### Work to be completed
Pictures are not part of the copy; repeat everything else in the records exactly.

### Data lines
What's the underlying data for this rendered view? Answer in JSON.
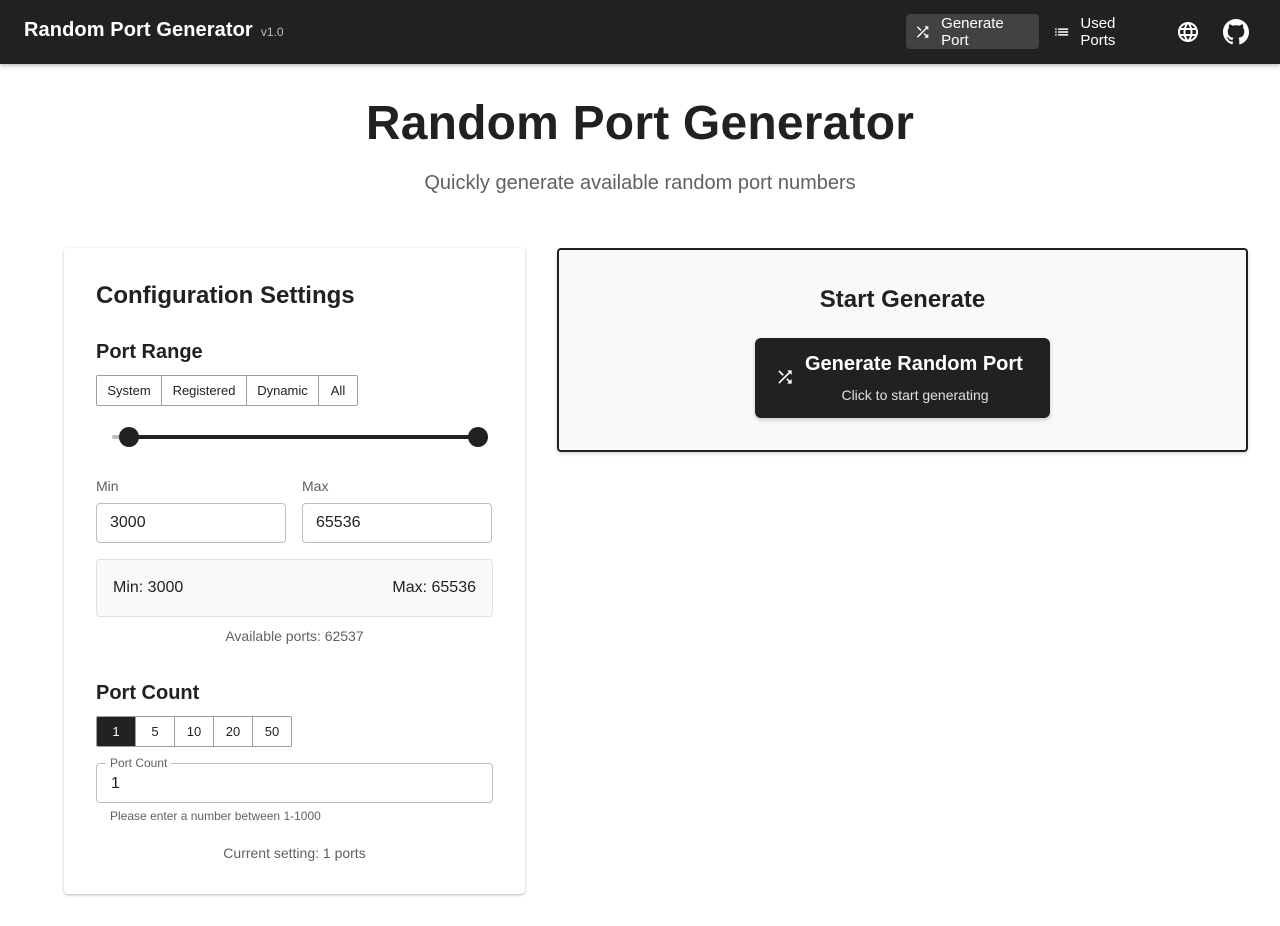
{
  "appbar": {
    "title": "Random Port Generator",
    "version": "v1.0",
    "nav": [
      {
        "label": "Generate Port",
        "icon": "shuffle-icon",
        "active": true
      },
      {
        "label": "Used Ports",
        "icon": "list-icon",
        "active": false
      }
    ],
    "icons": [
      "globe-icon",
      "github-icon"
    ]
  },
  "hero": {
    "title": "Random Port Generator",
    "subtitle": "Quickly generate available random port numbers"
  },
  "config": {
    "title": "Configuration Settings",
    "port_range": {
      "title": "Port Range",
      "presets": [
        "System",
        "Registered",
        "Dynamic",
        "All"
      ],
      "slider": {
        "min": 0,
        "max": 65535,
        "low": 3000,
        "high": 65535
      },
      "min_label": "Min",
      "max_label": "Max",
      "min_value": "3000",
      "max_value": "65536",
      "summary_min": "Min: 3000",
      "summary_max": "Max: 65536",
      "available": "Available ports: 62537"
    },
    "port_count": {
      "title": "Port Count",
      "presets": [
        "1",
        "5",
        "10",
        "20",
        "50"
      ],
      "selected": "1",
      "field_label": "Port Count",
      "field_value": "1",
      "helper": "Please enter a number between 1-1000",
      "current": "Current setting: 1 ports"
    }
  },
  "generate": {
    "title": "Start Generate",
    "button_label": "Generate Random Port",
    "button_hint": "Click to start generating"
  },
  "colors": {
    "appbar": "#212121",
    "accent": "#212121",
    "card_bg": "#f9f9f9"
  }
}
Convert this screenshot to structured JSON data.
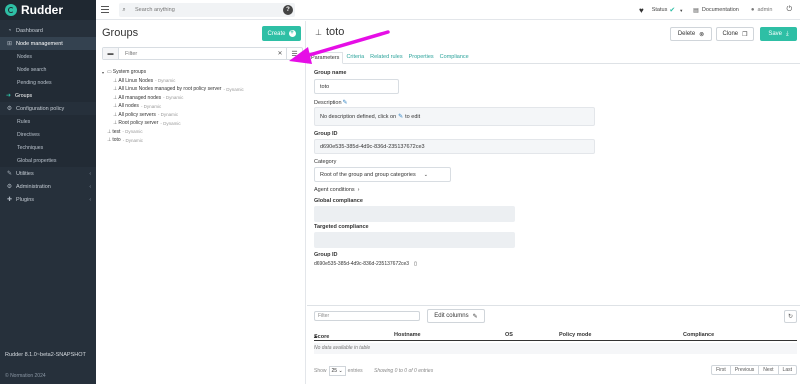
{
  "app": {
    "name": "Rudder",
    "version": "Rudder 8.1.0~beta2-SNAPSHOT",
    "copyright": "© Normation 2024"
  },
  "sidebar": {
    "items": [
      {
        "label": "Dashboard",
        "icon": "dashboard-icon"
      },
      {
        "label": "Node management",
        "icon": "sitemap-icon"
      },
      {
        "label": "Nodes"
      },
      {
        "label": "Node search"
      },
      {
        "label": "Pending nodes"
      },
      {
        "label": "Groups"
      },
      {
        "label": "Configuration policy",
        "icon": "gear-icon"
      },
      {
        "label": "Rules"
      },
      {
        "label": "Directives"
      },
      {
        "label": "Techniques"
      },
      {
        "label": "Global properties"
      },
      {
        "label": "Utilities",
        "icon": "wrench-icon"
      },
      {
        "label": "Administration",
        "icon": "gears-icon"
      },
      {
        "label": "Plugins",
        "icon": "puzzle-icon"
      }
    ]
  },
  "topbar": {
    "search_placeholder": "Search anything",
    "help": "?",
    "status": "Status",
    "documentation": "Documentation",
    "user": "admin"
  },
  "groups": {
    "title": "Groups",
    "create_label": "Create",
    "filter_placeholder": "Filter",
    "tree": [
      {
        "label": "System groups",
        "tag": ""
      },
      {
        "label": "All Linux Nodes",
        "tag": "- Dynamic"
      },
      {
        "label": "All Linux Nodes managed by root policy server",
        "tag": "- Dynamic"
      },
      {
        "label": "All managed nodes",
        "tag": "- Dynamic"
      },
      {
        "label": "All nodes",
        "tag": "- Dynamic"
      },
      {
        "label": "All policy servers",
        "tag": "- Dynamic"
      },
      {
        "label": "Root policy server",
        "tag": "- Dynamic"
      },
      {
        "label": "test",
        "tag": "- Dynamic"
      },
      {
        "label": "toto",
        "tag": "- Dynamic"
      }
    ]
  },
  "detail": {
    "title": "toto",
    "delete_label": "Delete",
    "clone_label": "Clone",
    "save_label": "Save",
    "tabs": [
      "Parameters",
      "Criteria",
      "Related rules",
      "Properties",
      "Compliance"
    ],
    "group_name_label": "Group name",
    "group_name_value": "toto",
    "description_label": "Description",
    "description_value": "No description defined, click on",
    "description_suffix": "to edit",
    "group_id_label": "Group ID",
    "group_id_value": "d690e535-385d-4d9c-836d-235137672ce3",
    "category_label": "Category",
    "category_value": "Root of the group and group categories",
    "agent_conditions_label": "Agent conditions",
    "global_compliance_label": "Global compliance",
    "targeted_compliance_label": "Targeted compliance",
    "group_id_label2": "Group ID",
    "group_id_text": "d690e535-385d-4d9c-836d-235137672ce3"
  },
  "table": {
    "filter_placeholder": "Filter",
    "edit_columns_label": "Edit columns",
    "columns": [
      "Score",
      "Hostname",
      "OS",
      "Policy mode",
      "Compliance"
    ],
    "empty_text": "No data available in table",
    "show_label": "Show",
    "page_size": "25",
    "entries_label": "entries",
    "showing_text": "Showing 0 to 0 of 0 entries",
    "pager": [
      "First",
      "Previous",
      "Next",
      "Last"
    ]
  },
  "colors": {
    "accent": "#2ebfa5",
    "sidebar_bg": "#26303b",
    "annotation": "#e60ee6"
  }
}
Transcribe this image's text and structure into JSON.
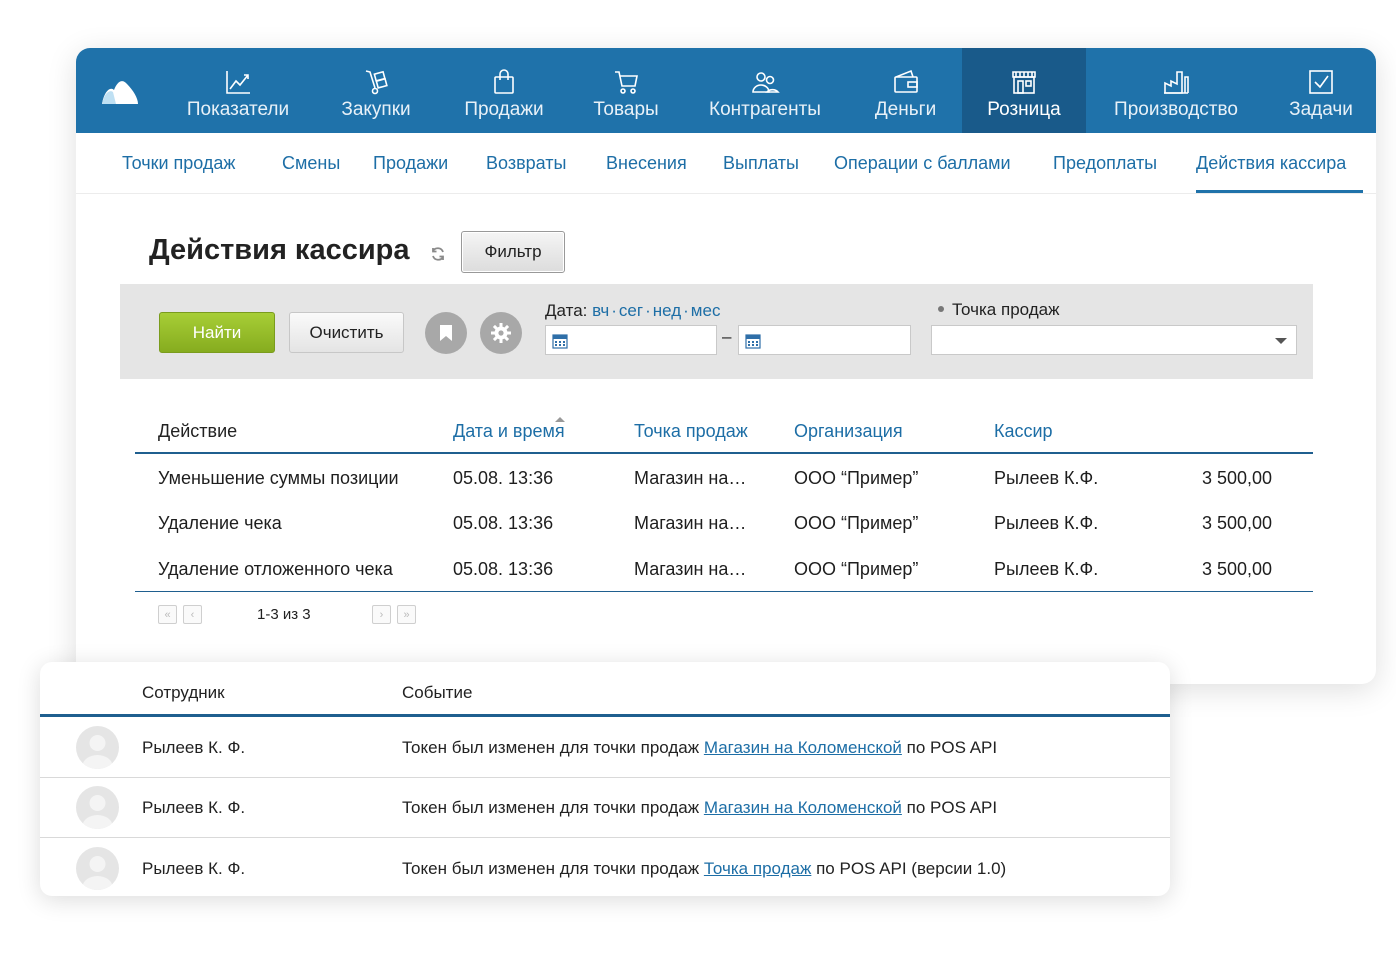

### Expected answer
What's the underlying data for this rendered view? Answer in JSON.
{
  "appbar": {
    "title": "Random Port Generator",
    "version": "v1.0",
    "nav": [
      {
        "label": "Generate Port",
        "icon": "shuffle-icon",
        "active": true
      },
      {
        "label": "Used Ports",
        "icon": "list-icon",
        "active": false
      }
    ],
    "icons": [
      "globe-icon",
      "github-icon"
    ]
  },
  "hero": {
    "title": "Random Port Generator",
    "subtitle": "Quickly generate available random port numbers"
  },
  "config": {
    "title": "Configuration Settings",
    "port_range": {
      "title": "Port Range",
      "presets": [
        "System",
        "Registered",
        "Dynamic",
        "All"
      ],
      "slider": {
        "min": 0,
        "max": 65535,
        "low": 3000,
        "high": 65535
      },
      "min_label": "Min",
      "max_label": "Max",
      "min_value": "3000",
      "max_value": "65536",
      "summary_min": "Min: 3000",
      "summary_max": "Max: 65536",
      "available": "Available ports: 62537"
    },
    "port_count": {
      "title": "Port Count",
      "presets": [
        "1",
        "5",
        "10",
        "20",
        "50"
      ],
      "selected": "1",
      "field_label": "Port Count",
      "field_value": "1",
      "helper": "Please enter a number between 1-1000",
      "current": "Current setting: 1 ports"
    }
  },
  "generate": {
    "title": "Start Generate",
    "button_label": "Generate Random Port",
    "button_hint": "Click to start generating"
  },
  "colors": {
    "appbar": "#212121",
    "accent": "#212121",
    "card_bg": "#f9f9f9"
  }
}
Convert this screenshot to structured JSON data.
{
  "app": {
    "name": "Rudder",
    "version": "Rudder 8.1.0~beta2-SNAPSHOT",
    "copyright": "© Normation 2024"
  },
  "sidebar": {
    "items": [
      {
        "label": "Dashboard",
        "icon": "dashboard-icon"
      },
      {
        "label": "Node management",
        "icon": "sitemap-icon"
      },
      {
        "label": "Nodes"
      },
      {
        "label": "Node search"
      },
      {
        "label": "Pending nodes"
      },
      {
        "label": "Groups"
      },
      {
        "label": "Configuration policy",
        "icon": "gear-icon"
      },
      {
        "label": "Rules"
      },
      {
        "label": "Directives"
      },
      {
        "label": "Techniques"
      },
      {
        "label": "Global properties"
      },
      {
        "label": "Utilities",
        "icon": "wrench-icon"
      },
      {
        "label": "Administration",
        "icon": "gears-icon"
      },
      {
        "label": "Plugins",
        "icon": "puzzle-icon"
      }
    ]
  },
  "topbar": {
    "search_placeholder": "Search anything",
    "help": "?",
    "status": "Status",
    "documentation": "Documentation",
    "user": "admin"
  },
  "groups": {
    "title": "Groups",
    "create_label": "Create",
    "filter_placeholder": "Filter",
    "tree": [
      {
        "label": "System groups",
        "tag": ""
      },
      {
        "label": "All Linux Nodes",
        "tag": "- Dynamic"
      },
      {
        "label": "All Linux Nodes managed by root policy server",
        "tag": "- Dynamic"
      },
      {
        "label": "All managed nodes",
        "tag": "- Dynamic"
      },
      {
        "label": "All nodes",
        "tag": "- Dynamic"
      },
      {
        "label": "All policy servers",
        "tag": "- Dynamic"
      },
      {
        "label": "Root policy server",
        "tag": "- Dynamic"
      },
      {
        "label": "test",
        "tag": "- Dynamic"
      },
      {
        "label": "toto",
        "tag": "- Dynamic"
      }
    ]
  },
  "detail": {
    "title": "toto",
    "delete_label": "Delete",
    "clone_label": "Clone",
    "save_label": "Save",
    "tabs": [
      "Parameters",
      "Criteria",
      "Related rules",
      "Properties",
      "Compliance"
    ],
    "group_name_label": "Group name",
    "group_name_value": "toto",
    "description_label": "Description",
    "description_value": "No description defined, click on",
    "description_suffix": "to edit",
    "group_id_label": "Group ID",
    "group_id_value": "d690e535-385d-4d9c-836d-235137672ce3",
    "category_label": "Category",
    "category_value": "Root of the group and group categories",
    "agent_conditions_label": "Agent conditions",
    "global_compliance_label": "Global compliance",
    "targeted_compliance_label": "Targeted compliance",
    "group_id_label2": "Group ID",
    "group_id_text": "d690e535-385d-4d9c-836d-235137672ce3"
  },
  "table": {
    "filter_placeholder": "Filter",
    "edit_columns_label": "Edit columns",
    "columns": [
      "Score",
      "Hostname",
      "OS",
      "Policy mode",
      "Compliance"
    ],
    "empty_text": "No data available in table",
    "show_label": "Show",
    "page_size": "25",
    "entries_label": "entries",
    "showing_text": "Showing 0 to 0 of 0 entries",
    "pager": [
      "First",
      "Previous",
      "Next",
      "Last"
    ]
  },
  "colors": {
    "accent": "#2ebfa5",
    "sidebar_bg": "#26303b",
    "annotation": "#e60ee6"
  }
}
Transcribe this image's text and structure into JSON.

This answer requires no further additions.